| CONSIGNES DE L'EXERCICE |
Pouvez-vous mettre les lignes de toutes les entrées ci-dessous sous forme de liste numérotée, en laissant de côté les lignes vides et les images ?

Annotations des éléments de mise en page
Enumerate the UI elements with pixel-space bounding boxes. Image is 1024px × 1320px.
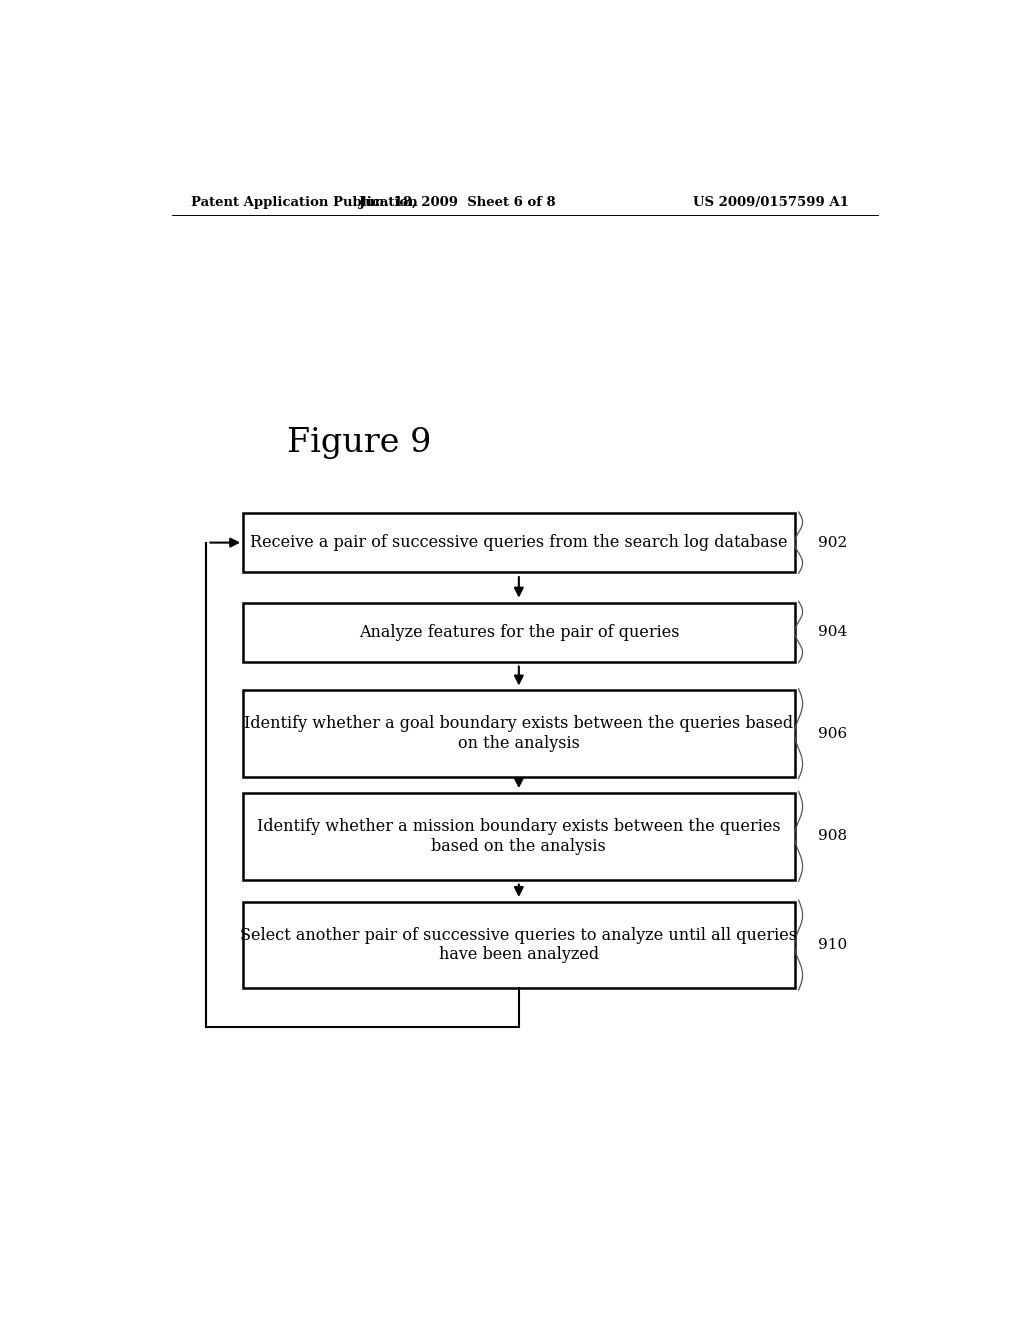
Text: 904: 904: [818, 626, 848, 639]
Text: 910: 910: [818, 939, 848, 952]
Bar: [243, 902, 795, 989]
Text: 908: 908: [818, 829, 848, 843]
Text: Select another pair of successive queries to analyze until all queries
have been: Select another pair of successive querie…: [241, 927, 798, 964]
Text: Identify whether a goal boundary exists between the queries based
on the analysi: Identify whether a goal boundary exists …: [245, 715, 794, 752]
Text: Analyze features for the pair of queries: Analyze features for the pair of queries: [358, 623, 679, 640]
Bar: [243, 690, 795, 777]
Text: 906: 906: [818, 727, 848, 741]
Text: Receive a pair of successive queries from the search log database: Receive a pair of successive queries fro…: [250, 535, 787, 550]
Bar: [243, 513, 795, 572]
Text: US 2009/0157599 A1: US 2009/0157599 A1: [693, 195, 849, 209]
Bar: [243, 793, 795, 879]
Text: Figure 9: Figure 9: [287, 426, 431, 459]
Text: 902: 902: [818, 536, 848, 549]
Text: Jun. 18, 2009  Sheet 6 of 8: Jun. 18, 2009 Sheet 6 of 8: [359, 195, 556, 209]
Text: Patent Application Publication: Patent Application Publication: [191, 195, 418, 209]
Bar: [243, 602, 795, 661]
Text: Identify whether a mission boundary exists between the queries
based on the anal: Identify whether a mission boundary exis…: [257, 818, 780, 854]
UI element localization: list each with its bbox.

| RÉPONSE À L'EXERCICE |
1. Enumerate the UI elements with pixel-space bounding boxes. Image is 1024px × 1320px.
2. Text: 904: 904: [818, 626, 848, 639]
3. Text: 910: 910: [818, 939, 848, 952]
4. Bar: [243, 902, 795, 989]
5. Text: 908: 908: [818, 829, 848, 843]
6. Text: Select another pair of successive queries to analyze until all queries
7. have been: Select another pair of successive querie…: [241, 927, 798, 964]
8. Text: Identify whether a goal boundary exists between the queries based
9. on the analysi: Identify whether a goal boundary exists …: [245, 715, 794, 752]
10. Text: Analyze features for the pair of queries: Analyze features for the pair of queries: [358, 623, 679, 640]
11. Bar: [243, 690, 795, 777]
12. Text: 906: 906: [818, 727, 848, 741]
13. Text: Receive a pair of successive queries from the search log database: Receive a pair of successive queries fro…: [250, 535, 787, 550]
14. Bar: [243, 513, 795, 572]
15. Text: US 2009/0157599 A1: US 2009/0157599 A1: [693, 195, 849, 209]
16. Bar: [243, 793, 795, 879]
17. Text: Figure 9: Figure 9: [287, 426, 431, 459]
18. Text: 902: 902: [818, 536, 848, 549]
19. Text: Jun. 18, 2009  Sheet 6 of 8: Jun. 18, 2009 Sheet 6 of 8: [359, 195, 556, 209]
20. Text: Patent Application Publication: Patent Application Publication: [191, 195, 418, 209]
21. Bar: [243, 602, 795, 661]
22. Text: Identify whether a mission boundary exists between the queries
23. based on the anal: Identify whether a mission boundary exis…: [257, 818, 780, 854]
24. UI element localization: list each with its bbox.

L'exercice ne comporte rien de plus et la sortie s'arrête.